## SHORT PROBLEM
Give the data again, word for word.
[Begin]
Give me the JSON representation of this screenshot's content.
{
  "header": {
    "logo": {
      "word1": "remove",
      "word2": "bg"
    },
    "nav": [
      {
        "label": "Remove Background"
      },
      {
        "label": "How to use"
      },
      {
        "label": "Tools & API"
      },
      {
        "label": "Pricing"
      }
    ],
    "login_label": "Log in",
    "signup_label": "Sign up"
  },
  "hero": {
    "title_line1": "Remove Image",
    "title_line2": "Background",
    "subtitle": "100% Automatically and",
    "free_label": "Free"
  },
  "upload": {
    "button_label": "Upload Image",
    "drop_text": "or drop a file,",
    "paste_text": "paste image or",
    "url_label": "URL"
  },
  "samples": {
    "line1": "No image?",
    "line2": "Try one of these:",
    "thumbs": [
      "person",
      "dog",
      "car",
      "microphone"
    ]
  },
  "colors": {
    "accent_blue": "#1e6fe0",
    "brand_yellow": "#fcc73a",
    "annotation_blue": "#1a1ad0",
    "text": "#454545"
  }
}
[End]
## TASK SOLUTION
Give me the JSON representation of this screenshot's content.
{
  "header": {
    "logo": {
      "word1": "remove",
      "word2": "bg"
    },
    "nav": [
      {
        "label": "Remove Background"
      },
      {
        "label": "How to use"
      },
      {
        "label": "Tools & API"
      },
      {
        "label": "Pricing"
      }
    ],
    "login_label": "Log in",
    "signup_label": "Sign up"
  },
  "hero": {
    "title_line1": "Remove Image",
    "title_line2": "Background",
    "subtitle": "100% Automatically and",
    "free_label": "Free"
  },
  "upload": {
    "button_label": "Upload Image",
    "drop_text": "or drop a file,",
    "paste_text": "paste image or",
    "url_label": "URL"
  },
  "samples": {
    "line1": "No image?",
    "line2": "Try one of these:",
    "thumbs": [
      "person",
      "dog",
      "car",
      "microphone"
    ]
  },
  "colors": {
    "accent_blue": "#1e6fe0",
    "brand_yellow": "#fcc73a",
    "annotation_blue": "#1a1ad0",
    "text": "#454545"
  }
}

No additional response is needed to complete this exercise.